:: Task objective ::
Set the listing down again exactly, please, apart from its pictures.

-- Start of Source data --

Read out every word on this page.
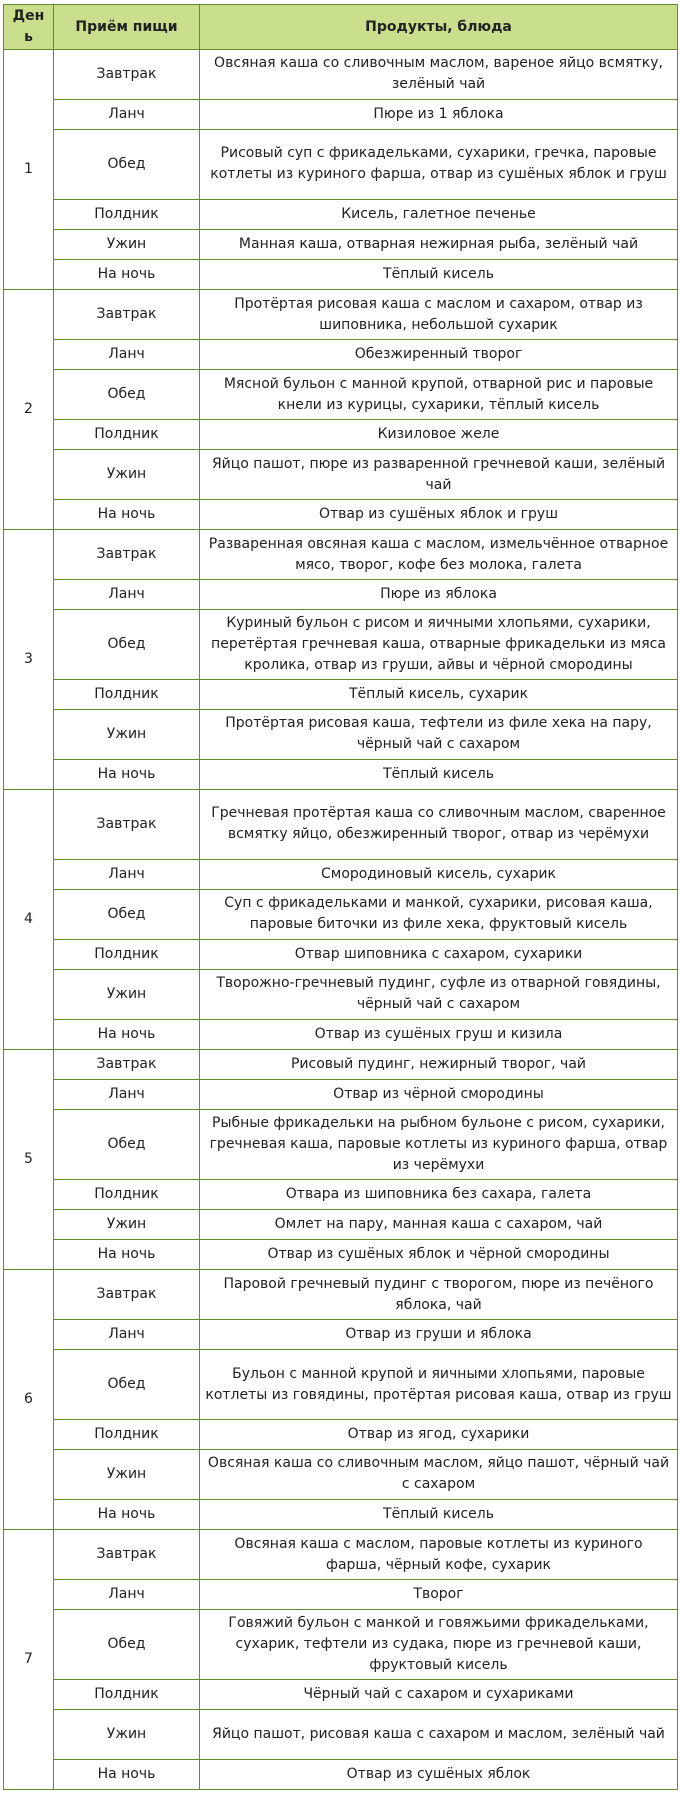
День	Приём пищи	Продукты, блюда
1	Завтрак	Овсяная каша со сливочным маслом, вареное яйцо всмятку, зелёный чай
	Ланч	Пюре из 1 яблока
	Обед	Рисовый суп с фрикадельками, сухарики, гречка, паровые котлеты из куриного фарша, отвар из сушёных яблок и груш
	Полдник	Кисель, галетное печенье
	Ужин	Манная каша, отварная нежирная рыба, зелёный чай
	На ночь	Тёплый кисель
2	Завтрак	Протёртая рисовая каша с маслом и сахаром, отвар из шиповника, небольшой сухарик
	Ланч	Обезжиренный творог
	Обед	Мясной бульон с манной крупой, отварной рис и паровые кнели из курицы, сухарики, тёплый кисель
	Полдник	Кизиловое желе
	Ужин	Яйцо пашот, пюре из разваренной гречневой каши, зелёный чай
	На ночь	Отвар из сушёных яблок и груш
3	Завтрак	Разваренная овсяная каша с маслом, измельчённое отварное мясо, творог, кофе без молока, галета
	Ланч	Пюре из яблока
	Обед	Куриный бульон с рисом и яичными хлопьями, сухарики, перетёртая гречневая каша, отварные фрикадельки из мяса кролика, отвар из груши, айвы и чёрной смородины
	Полдник	Тёплый кисель, сухарик
	Ужин	Протёртая рисовая каша, тефтели из филе хека на пару, чёрный чай с сахаром
	На ночь	Тёплый кисель
4	Завтрак	Гречневая протёртая каша со сливочным маслом, сваренное всмятку яйцо, обезжиренный творог, отвар из черёмухи
	Ланч	Смородиновый кисель, сухарик
	Обед	Суп с фрикадельками и манкой, сухарики, рисовая каша, паровые биточки из филе хека, фруктовый кисель
	Полдник	Отвар шиповника с сахаром, сухарики
	Ужин	Творожно-гречневый пудинг, суфле из отварной говядины, чёрный чай с сахаром
	На ночь	Отвар из сушёных груш и кизила
5	Завтрак	Рисовый пудинг, нежирный творог, чай
	Ланч	Отвар из чёрной смородины
	Обед	Рыбные фрикадельки на рыбном бульоне с рисом, сухарики, гречневая каша, паровые котлеты из куриного фарша, отвар из черёмухи
	Полдник	Отвара из шиповника без сахара, галета
	Ужин	Омлет на пару, манная каша с сахаром, чай
	На ночь	Отвар из сушёных яблок и чёрной смородины
6	Завтрак	Паровой гречневый пудинг с творогом, пюре из печёного яблока, чай
	Ланч	Отвар из груши и яблока
	Обед	Бульон с манной крупой и яичными хлопьями, паровые котлеты из говядины, протёртая рисовая каша, отвар из груш
	Полдник	Отвар из ягод, сухарики
	Ужин	Овсяная каша со сливочным маслом, яйцо пашот, чёрный чай с сахаром
	На ночь	Тёплый кисель
7	Завтрак	Овсяная каша с маслом, паровые котлеты из куриного фарша, чёрный кофе, сухарик
	Ланч	Творог
	Обед	Говяжий бульон с манкой и говяжьими фрикадельками, сухарик, тефтели из судака, пюре из гречневой каши, фруктовый кисель
	Полдник	Чёрный чай с сахаром и сухариками
	Ужин	Яйцо пашот, рисовая каша с сахаром и маслом, зелёный чай
	На ночь	Отвар из сушёных яблок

-- End of Source data --

:: Answer ::
Read out every word on this page.
День	Приём пищи	Продукты, блюда
1	Завтрак	Овсяная каша со сливочным маслом, вареное яйцо всмятку, зелёный чай
	Ланч	Пюре из 1 яблока
	Обед	Рисовый суп с фрикадельками, сухарики, гречка, паровые котлеты из куриного фарша, отвар из сушёных яблок и груш
	Полдник	Кисель, галетное печенье
	Ужин	Манная каша, отварная нежирная рыба, зелёный чай
	На ночь	Тёплый кисель
2	Завтрак	Протёртая рисовая каша с маслом и сахаром, отвар из шиповника, небольшой сухарик
	Ланч	Обезжиренный творог
	Обед	Мясной бульон с манной крупой, отварной рис и паровые кнели из курицы, сухарики, тёплый кисель
	Полдник	Кизиловое желе
	Ужин	Яйцо пашот, пюре из разваренной гречневой каши, зелёный чай
	На ночь	Отвар из сушёных яблок и груш
3	Завтрак	Разваренная овсяная каша с маслом, измельчённое отварное мясо, творог, кофе без молока, галета
	Ланч	Пюре из яблока
	Обед	Куриный бульон с рисом и яичными хлопьями, сухарики, перетёртая гречневая каша, отварные фрикадельки из мяса кролика, отвар из груши, айвы и чёрной смородины
	Полдник	Тёплый кисель, сухарик
	Ужин	Протёртая рисовая каша, тефтели из филе хека на пару, чёрный чай с сахаром
	На ночь	Тёплый кисель
4	Завтрак	Гречневая протёртая каша со сливочным маслом, сваренное всмятку яйцо, обезжиренный творог, отвар из черёмухи
	Ланч	Смородиновый кисель, сухарик
	Обед	Суп с фрикадельками и манкой, сухарики, рисовая каша, паровые биточки из филе хека, фруктовый кисель
	Полдник	Отвар шиповника с сахаром, сухарики
	Ужин	Творожно-гречневый пудинг, суфле из отварной говядины, чёрный чай с сахаром
	На ночь	Отвар из сушёных груш и кизила
5	Завтрак	Рисовый пудинг, нежирный творог, чай
	Ланч	Отвар из чёрной смородины
	Обед	Рыбные фрикадельки на рыбном бульоне с рисом, сухарики, гречневая каша, паровые котлеты из куриного фарша, отвар из черёмухи
	Полдник	Отвара из шиповника без сахара, галета
	Ужин	Омлет на пару, манная каша с сахаром, чай
	На ночь	Отвар из сушёных яблок и чёрной смородины
6	Завтрак	Паровой гречневый пудинг с творогом, пюре из печёного яблока, чай
	Ланч	Отвар из груши и яблока
	Обед	Бульон с манной крупой и яичными хлопьями, паровые котлеты из говядины, протёртая рисовая каша, отвар из груш
	Полдник	Отвар из ягод, сухарики
	Ужин	Овсяная каша со сливочным маслом, яйцо пашот, чёрный чай с сахаром
	На ночь	Тёплый кисель
7	Завтрак	Овсяная каша с маслом, паровые котлеты из куриного фарша, чёрный кофе, сухарик
	Ланч	Творог
	Обед	Говяжий бульон с манкой и говяжьими фрикадельками, сухарик, тефтели из судака, пюре из гречневой каши, фруктовый кисель
	Полдник	Чёрный чай с сахаром и сухариками
	Ужин	Яйцо пашот, рисовая каша с сахаром и маслом, зелёный чай
	На ночь	Отвар из сушёных яблок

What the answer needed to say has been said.